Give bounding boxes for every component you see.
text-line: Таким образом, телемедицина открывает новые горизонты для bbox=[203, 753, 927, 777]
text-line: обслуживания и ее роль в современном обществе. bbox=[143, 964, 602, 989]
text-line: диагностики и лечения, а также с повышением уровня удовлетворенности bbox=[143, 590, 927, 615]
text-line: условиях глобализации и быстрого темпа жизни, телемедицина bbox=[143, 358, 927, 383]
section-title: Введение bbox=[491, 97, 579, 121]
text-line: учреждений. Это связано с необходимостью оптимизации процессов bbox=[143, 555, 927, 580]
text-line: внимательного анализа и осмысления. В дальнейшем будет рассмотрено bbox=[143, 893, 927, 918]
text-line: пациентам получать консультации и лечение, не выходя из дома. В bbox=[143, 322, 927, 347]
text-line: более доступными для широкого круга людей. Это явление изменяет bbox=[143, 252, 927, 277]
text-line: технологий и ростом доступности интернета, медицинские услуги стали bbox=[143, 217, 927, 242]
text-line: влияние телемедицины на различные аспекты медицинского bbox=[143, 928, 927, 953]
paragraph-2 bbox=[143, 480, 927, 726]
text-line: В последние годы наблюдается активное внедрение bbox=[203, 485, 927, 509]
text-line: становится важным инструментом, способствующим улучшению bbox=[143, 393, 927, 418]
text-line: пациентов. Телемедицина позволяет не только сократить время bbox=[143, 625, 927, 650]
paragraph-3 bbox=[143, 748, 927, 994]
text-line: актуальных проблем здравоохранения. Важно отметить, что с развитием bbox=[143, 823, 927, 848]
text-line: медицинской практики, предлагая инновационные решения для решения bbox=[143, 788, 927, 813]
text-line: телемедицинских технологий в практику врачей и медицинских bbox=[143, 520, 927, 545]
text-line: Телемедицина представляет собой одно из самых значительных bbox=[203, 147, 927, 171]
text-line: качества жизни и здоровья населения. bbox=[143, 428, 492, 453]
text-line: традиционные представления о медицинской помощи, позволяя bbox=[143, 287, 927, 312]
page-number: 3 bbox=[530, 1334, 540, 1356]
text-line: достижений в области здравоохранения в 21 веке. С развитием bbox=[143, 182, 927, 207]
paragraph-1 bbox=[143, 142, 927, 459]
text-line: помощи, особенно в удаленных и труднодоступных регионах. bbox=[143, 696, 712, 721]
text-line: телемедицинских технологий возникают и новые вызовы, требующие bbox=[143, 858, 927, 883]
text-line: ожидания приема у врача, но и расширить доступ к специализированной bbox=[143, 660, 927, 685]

**Stated goal**
Can you copy all of the data above line for line, with no changes at all?

**Result**
Give bounding boxes for every component you see.
text-line: Таким образом, телемедицина открывает новые горизонты для bbox=[203, 753, 927, 777]
text-line: обслуживания и ее роль в современном обществе. bbox=[143, 964, 602, 989]
text-line: диагностики и лечения, а также с повышением уровня удовлетворенности bbox=[143, 590, 927, 615]
text-line: условиях глобализации и быстрого темпа жизни, телемедицина bbox=[143, 358, 927, 383]
section-title: Введение bbox=[491, 97, 579, 121]
text-line: учреждений. Это связано с необходимостью оптимизации процессов bbox=[143, 555, 927, 580]
text-line: внимательного анализа и осмысления. В дальнейшем будет рассмотрено bbox=[143, 893, 927, 918]
text-line: пациентам получать консультации и лечение, не выходя из дома. В bbox=[143, 322, 927, 347]
text-line: более доступными для широкого круга людей. Это явление изменяет bbox=[143, 252, 927, 277]
text-line: технологий и ростом доступности интернета, медицинские услуги стали bbox=[143, 217, 927, 242]
text-line: влияние телемедицины на различные аспекты медицинского bbox=[143, 928, 927, 953]
paragraph-2 bbox=[143, 480, 927, 726]
text-line: В последние годы наблюдается активное внедрение bbox=[203, 485, 927, 509]
text-line: становится важным инструментом, способствующим улучшению bbox=[143, 393, 927, 418]
text-line: пациентов. Телемедицина позволяет не только сократить время bbox=[143, 625, 927, 650]
paragraph-3 bbox=[143, 748, 927, 994]
text-line: актуальных проблем здравоохранения. Важно отметить, что с развитием bbox=[143, 823, 927, 848]
text-line: медицинской практики, предлагая инновационные решения для решения bbox=[143, 788, 927, 813]
text-line: телемедицинских технологий в практику врачей и медицинских bbox=[143, 520, 927, 545]
text-line: Телемедицина представляет собой одно из самых значительных bbox=[203, 147, 927, 171]
text-line: качества жизни и здоровья населения. bbox=[143, 428, 492, 453]
text-line: традиционные представления о медицинской помощи, позволяя bbox=[143, 287, 927, 312]
page-number: 3 bbox=[530, 1334, 540, 1356]
text-line: достижений в области здравоохранения в 21 веке. С развитием bbox=[143, 182, 927, 207]
paragraph-1 bbox=[143, 142, 927, 459]
text-line: помощи, особенно в удаленных и труднодоступных регионах. bbox=[143, 696, 712, 721]
text-line: телемедицинских технологий возникают и новые вызовы, требующие bbox=[143, 858, 927, 883]
text-line: ожидания приема у врача, но и расширить доступ к специализированной bbox=[143, 660, 927, 685]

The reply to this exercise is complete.